Problem description:
Write out the listing beneath this instruction in its entirety, exactly as it reads.

Record list:
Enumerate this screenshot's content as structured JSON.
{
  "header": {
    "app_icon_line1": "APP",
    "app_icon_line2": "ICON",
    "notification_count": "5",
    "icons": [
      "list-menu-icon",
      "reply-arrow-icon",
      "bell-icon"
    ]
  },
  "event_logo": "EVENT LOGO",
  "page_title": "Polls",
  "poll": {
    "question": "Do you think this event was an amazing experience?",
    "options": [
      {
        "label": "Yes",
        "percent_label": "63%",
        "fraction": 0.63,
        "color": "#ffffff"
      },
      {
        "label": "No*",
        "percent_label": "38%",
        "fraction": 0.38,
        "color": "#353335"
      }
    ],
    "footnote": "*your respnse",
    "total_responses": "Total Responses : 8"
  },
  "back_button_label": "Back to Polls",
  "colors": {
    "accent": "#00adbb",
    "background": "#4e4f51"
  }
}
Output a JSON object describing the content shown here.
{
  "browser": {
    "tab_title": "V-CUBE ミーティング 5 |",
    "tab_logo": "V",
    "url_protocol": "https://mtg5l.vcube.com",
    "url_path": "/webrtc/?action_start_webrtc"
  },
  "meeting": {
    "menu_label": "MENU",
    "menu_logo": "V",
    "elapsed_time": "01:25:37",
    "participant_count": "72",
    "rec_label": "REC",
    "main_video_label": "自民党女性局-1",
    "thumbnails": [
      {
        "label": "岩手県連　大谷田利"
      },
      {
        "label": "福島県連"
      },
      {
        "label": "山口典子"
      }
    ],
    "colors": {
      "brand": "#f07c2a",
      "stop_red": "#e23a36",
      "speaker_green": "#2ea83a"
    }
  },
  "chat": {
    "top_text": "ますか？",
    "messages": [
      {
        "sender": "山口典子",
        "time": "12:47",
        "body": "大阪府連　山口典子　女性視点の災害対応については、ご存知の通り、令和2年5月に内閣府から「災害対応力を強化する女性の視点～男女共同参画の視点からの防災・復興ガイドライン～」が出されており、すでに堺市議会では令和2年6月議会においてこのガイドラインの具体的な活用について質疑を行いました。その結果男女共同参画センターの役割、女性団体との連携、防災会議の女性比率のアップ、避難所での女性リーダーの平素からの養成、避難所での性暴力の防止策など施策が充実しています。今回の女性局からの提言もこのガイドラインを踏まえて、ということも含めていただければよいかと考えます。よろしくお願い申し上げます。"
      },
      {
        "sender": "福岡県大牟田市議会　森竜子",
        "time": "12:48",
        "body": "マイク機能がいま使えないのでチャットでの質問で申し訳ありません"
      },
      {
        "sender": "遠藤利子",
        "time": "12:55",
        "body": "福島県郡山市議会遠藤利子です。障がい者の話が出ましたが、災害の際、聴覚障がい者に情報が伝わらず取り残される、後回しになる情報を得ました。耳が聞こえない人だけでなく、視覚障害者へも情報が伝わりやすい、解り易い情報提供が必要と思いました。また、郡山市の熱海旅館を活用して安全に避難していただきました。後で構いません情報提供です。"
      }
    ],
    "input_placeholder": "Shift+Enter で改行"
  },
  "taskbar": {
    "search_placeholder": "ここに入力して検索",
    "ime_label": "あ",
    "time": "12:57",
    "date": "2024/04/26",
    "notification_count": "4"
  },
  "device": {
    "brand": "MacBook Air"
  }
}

Exercise solution:
Enumerate this screenshot's content as structured JSON.
{
  "header": {
    "app_icon_line1": "APP",
    "app_icon_line2": "ICON",
    "notification_count": "5",
    "icons": [
      "list-menu-icon",
      "reply-arrow-icon",
      "bell-icon"
    ]
  },
  "event_logo": "EVENT LOGO",
  "page_title": "Polls",
  "poll": {
    "question": "Do you think this event was an amazing experience?",
    "options": [
      {
        "label": "Yes",
        "percent_label": "63%",
        "fraction": 0.63,
        "color": "#ffffff"
      },
      {
        "label": "No*",
        "percent_label": "38%",
        "fraction": 0.38,
        "color": "#353335"
      }
    ],
    "footnote": "*your respnse",
    "total_responses": "Total Responses : 8"
  },
  "back_button_label": "Back to Polls",
  "colors": {
    "accent": "#00adbb",
    "background": "#4e4f51"
  }
}
Output a JSON object describing the content shown here.
{
  "browser": {
    "tab_title": "V-CUBE ミーティング 5 |",
    "tab_logo": "V",
    "url_protocol": "https://mtg5l.vcube.com",
    "url_path": "/webrtc/?action_start_webrtc"
  },
  "meeting": {
    "menu_label": "MENU",
    "menu_logo": "V",
    "elapsed_time": "01:25:37",
    "participant_count": "72",
    "rec_label": "REC",
    "main_video_label": "自民党女性局-1",
    "thumbnails": [
      {
        "label": "岩手県連　大谷田利"
      },
      {
        "label": "福島県連"
      },
      {
        "label": "山口典子"
      }
    ],
    "colors": {
      "brand": "#f07c2a",
      "stop_red": "#e23a36",
      "speaker_green": "#2ea83a"
    }
  },
  "chat": {
    "top_text": "ますか？",
    "messages": [
      {
        "sender": "山口典子",
        "time": "12:47",
        "body": "大阪府連　山口典子　女性視点の災害対応については、ご存知の通り、令和2年5月に内閣府から「災害対応力を強化する女性の視点～男女共同参画の視点からの防災・復興ガイドライン～」が出されており、すでに堺市議会では令和2年6月議会においてこのガイドラインの具体的な活用について質疑を行いました。その結果男女共同参画センターの役割、女性団体との連携、防災会議の女性比率のアップ、避難所での女性リーダーの平素からの養成、避難所での性暴力の防止策など施策が充実しています。今回の女性局からの提言もこのガイドラインを踏まえて、ということも含めていただければよいかと考えます。よろしくお願い申し上げます。"
      },
      {
        "sender": "福岡県大牟田市議会　森竜子",
        "time": "12:48",
        "body": "マイク機能がいま使えないのでチャットでの質問で申し訳ありません"
      },
      {
        "sender": "遠藤利子",
        "time": "12:55",
        "body": "福島県郡山市議会遠藤利子です。障がい者の話が出ましたが、災害の際、聴覚障がい者に情報が伝わらず取り残される、後回しになる情報を得ました。耳が聞こえない人だけでなく、視覚障害者へも情報が伝わりやすい、解り易い情報提供が必要と思いました。また、郡山市の熱海旅館を活用して安全に避難していただきました。後で構いません情報提供です。"
      }
    ],
    "input_placeholder": "Shift+Enter で改行"
  },
  "taskbar": {
    "search_placeholder": "ここに入力して検索",
    "ime_label": "あ",
    "time": "12:57",
    "date": "2024/04/26",
    "notification_count": "4"
  },
  "device": {
    "brand": "MacBook Air"
  }
}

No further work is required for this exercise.